> Prompt: Give every line from the entries that contains "sigma".

- - -

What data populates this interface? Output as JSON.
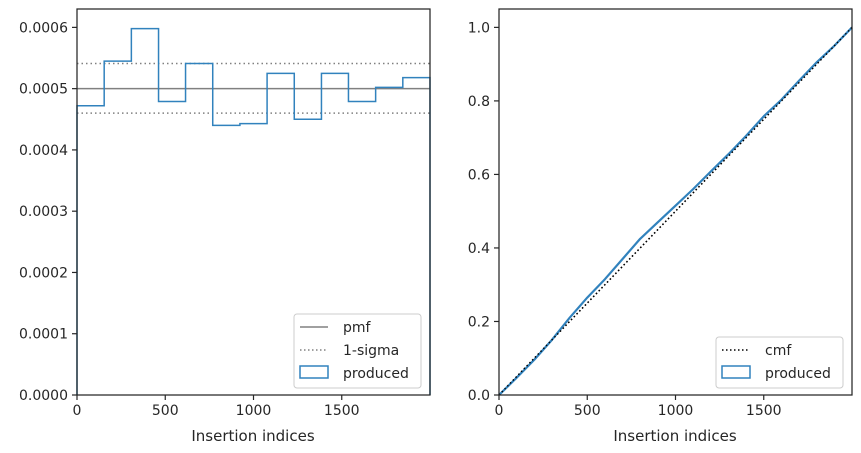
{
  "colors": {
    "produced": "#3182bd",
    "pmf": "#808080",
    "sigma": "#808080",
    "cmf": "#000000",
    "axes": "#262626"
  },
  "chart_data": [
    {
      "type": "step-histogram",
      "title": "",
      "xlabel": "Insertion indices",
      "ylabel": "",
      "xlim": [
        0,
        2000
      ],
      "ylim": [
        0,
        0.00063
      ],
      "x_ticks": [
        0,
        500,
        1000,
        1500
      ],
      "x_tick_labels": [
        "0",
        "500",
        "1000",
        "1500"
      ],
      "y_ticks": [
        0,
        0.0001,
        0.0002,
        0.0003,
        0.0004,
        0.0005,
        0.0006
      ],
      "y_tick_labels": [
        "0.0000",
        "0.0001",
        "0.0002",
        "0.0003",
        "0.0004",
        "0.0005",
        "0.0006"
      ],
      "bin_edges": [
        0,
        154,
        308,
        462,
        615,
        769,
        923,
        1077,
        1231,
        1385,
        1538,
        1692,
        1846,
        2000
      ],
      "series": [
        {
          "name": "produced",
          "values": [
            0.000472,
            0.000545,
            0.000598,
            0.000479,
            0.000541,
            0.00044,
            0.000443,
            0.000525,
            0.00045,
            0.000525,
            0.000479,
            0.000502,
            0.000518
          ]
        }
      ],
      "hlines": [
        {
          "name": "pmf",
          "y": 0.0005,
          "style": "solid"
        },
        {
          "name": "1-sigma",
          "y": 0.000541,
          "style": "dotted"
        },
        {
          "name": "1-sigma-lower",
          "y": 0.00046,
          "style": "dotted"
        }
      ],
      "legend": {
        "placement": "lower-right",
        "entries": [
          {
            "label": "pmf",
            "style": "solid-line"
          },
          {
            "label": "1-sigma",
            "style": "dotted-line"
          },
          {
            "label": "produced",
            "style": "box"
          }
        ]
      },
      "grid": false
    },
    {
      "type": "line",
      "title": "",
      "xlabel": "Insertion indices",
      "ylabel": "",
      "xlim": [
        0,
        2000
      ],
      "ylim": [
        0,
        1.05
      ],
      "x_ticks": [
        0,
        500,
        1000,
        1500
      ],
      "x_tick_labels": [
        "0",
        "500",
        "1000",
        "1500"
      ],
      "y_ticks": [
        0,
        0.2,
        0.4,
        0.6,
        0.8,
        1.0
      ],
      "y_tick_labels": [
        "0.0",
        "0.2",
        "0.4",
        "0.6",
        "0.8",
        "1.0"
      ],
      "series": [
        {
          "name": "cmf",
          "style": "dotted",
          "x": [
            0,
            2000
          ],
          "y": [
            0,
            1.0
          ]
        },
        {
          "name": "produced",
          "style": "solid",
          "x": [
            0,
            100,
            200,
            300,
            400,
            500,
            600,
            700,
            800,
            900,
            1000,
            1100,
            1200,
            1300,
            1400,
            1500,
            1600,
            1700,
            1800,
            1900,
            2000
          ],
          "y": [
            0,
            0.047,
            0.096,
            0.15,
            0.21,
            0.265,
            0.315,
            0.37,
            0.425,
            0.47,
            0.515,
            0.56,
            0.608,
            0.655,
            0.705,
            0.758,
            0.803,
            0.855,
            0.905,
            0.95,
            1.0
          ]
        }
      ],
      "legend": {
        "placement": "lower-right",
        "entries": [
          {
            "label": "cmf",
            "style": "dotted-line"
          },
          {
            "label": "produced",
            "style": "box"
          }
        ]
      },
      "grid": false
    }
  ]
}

- - -

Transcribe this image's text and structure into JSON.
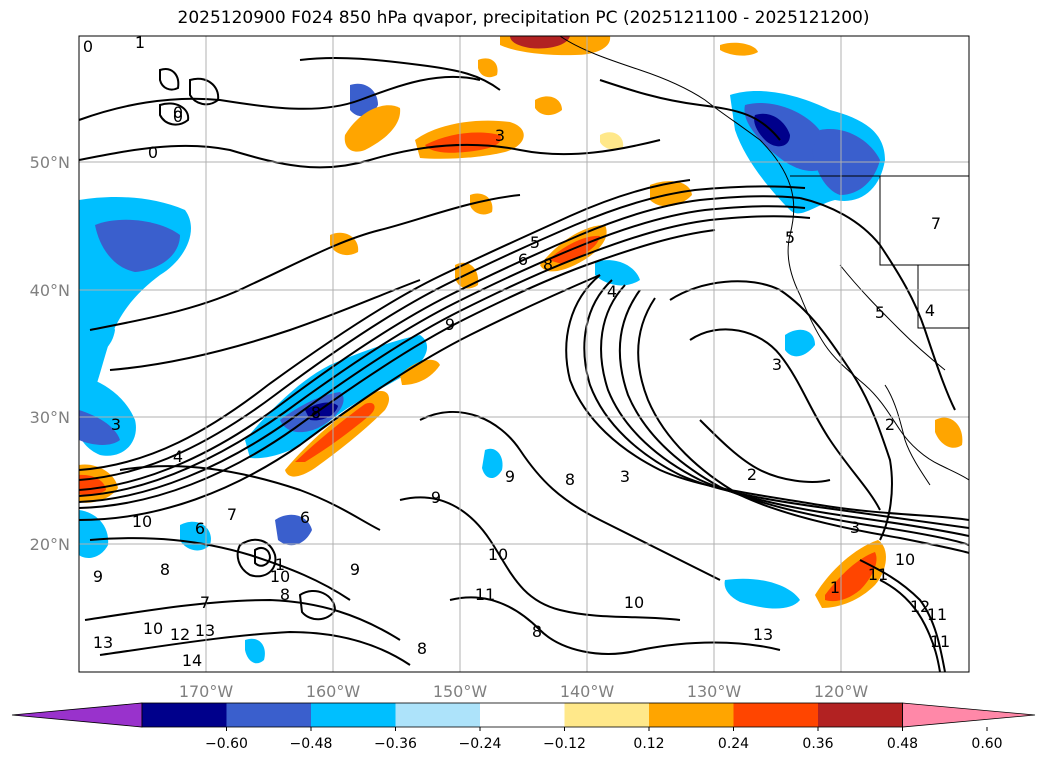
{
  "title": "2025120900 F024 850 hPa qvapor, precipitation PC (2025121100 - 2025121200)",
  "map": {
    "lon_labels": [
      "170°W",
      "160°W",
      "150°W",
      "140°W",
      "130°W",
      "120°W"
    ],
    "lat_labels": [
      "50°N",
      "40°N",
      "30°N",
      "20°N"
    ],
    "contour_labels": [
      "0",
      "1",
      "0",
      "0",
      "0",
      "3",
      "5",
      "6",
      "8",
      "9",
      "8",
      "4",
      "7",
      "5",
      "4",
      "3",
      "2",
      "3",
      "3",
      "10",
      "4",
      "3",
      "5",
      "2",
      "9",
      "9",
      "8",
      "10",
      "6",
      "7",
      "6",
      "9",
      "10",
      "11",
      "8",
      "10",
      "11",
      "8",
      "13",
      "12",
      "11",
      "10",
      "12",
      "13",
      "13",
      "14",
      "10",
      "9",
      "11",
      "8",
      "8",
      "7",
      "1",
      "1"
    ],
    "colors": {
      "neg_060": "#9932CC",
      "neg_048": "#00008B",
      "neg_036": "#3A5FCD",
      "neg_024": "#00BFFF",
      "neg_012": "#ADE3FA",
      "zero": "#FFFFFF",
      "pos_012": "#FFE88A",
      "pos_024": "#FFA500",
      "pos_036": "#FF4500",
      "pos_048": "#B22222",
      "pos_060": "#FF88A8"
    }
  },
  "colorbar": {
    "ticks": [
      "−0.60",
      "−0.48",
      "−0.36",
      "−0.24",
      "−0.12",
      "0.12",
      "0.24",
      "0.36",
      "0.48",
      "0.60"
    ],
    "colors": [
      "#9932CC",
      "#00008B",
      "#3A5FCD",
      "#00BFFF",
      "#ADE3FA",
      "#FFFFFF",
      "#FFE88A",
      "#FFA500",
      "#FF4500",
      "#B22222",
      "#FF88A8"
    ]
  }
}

- - -

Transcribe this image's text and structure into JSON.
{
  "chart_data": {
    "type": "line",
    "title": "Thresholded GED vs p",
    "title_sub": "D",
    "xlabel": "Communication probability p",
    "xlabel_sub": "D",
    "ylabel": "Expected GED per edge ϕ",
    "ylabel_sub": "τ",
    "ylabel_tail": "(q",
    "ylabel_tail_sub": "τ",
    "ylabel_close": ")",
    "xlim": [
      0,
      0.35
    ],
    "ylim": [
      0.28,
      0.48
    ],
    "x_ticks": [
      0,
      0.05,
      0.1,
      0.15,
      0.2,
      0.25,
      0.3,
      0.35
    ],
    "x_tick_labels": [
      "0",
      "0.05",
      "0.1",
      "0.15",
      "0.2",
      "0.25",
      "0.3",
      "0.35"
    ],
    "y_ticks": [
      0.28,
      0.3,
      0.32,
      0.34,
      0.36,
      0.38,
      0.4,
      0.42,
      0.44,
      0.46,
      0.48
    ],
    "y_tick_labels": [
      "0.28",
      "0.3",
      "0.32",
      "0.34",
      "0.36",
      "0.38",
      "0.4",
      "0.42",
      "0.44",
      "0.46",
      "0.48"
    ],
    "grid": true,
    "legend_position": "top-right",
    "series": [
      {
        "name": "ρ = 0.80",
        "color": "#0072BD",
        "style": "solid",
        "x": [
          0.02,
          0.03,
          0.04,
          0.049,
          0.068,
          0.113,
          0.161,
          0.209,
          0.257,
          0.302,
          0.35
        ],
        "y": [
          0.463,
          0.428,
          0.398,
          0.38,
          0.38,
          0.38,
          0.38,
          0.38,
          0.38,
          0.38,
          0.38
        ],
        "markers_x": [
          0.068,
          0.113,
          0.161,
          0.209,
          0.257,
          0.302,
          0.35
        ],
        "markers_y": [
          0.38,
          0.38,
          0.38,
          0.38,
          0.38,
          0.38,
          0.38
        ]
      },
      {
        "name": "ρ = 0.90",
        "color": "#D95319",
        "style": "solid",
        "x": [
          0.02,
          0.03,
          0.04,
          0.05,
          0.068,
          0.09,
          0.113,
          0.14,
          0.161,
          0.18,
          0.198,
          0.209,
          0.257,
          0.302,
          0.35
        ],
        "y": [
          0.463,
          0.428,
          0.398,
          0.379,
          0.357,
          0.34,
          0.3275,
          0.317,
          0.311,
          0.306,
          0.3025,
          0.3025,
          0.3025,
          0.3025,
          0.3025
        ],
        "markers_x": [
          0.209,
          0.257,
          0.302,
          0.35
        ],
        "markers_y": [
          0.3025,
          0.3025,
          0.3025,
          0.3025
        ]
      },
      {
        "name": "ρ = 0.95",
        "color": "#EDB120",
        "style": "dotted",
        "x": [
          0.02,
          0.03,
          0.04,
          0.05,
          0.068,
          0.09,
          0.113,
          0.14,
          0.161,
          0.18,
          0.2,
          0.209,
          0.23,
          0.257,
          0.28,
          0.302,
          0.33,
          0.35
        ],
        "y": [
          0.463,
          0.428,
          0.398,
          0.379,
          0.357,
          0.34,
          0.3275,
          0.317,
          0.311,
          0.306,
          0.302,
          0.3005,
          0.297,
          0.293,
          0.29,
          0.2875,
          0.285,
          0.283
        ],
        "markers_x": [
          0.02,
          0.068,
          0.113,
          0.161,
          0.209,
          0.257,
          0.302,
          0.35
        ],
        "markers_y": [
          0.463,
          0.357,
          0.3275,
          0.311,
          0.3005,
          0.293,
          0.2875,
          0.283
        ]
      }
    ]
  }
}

- - -

> Exercise answer:
    "sigma": "#808080",
          "name": "1-sigma",
          "name": "1-sigma-lower",
            "label": "1-sigma",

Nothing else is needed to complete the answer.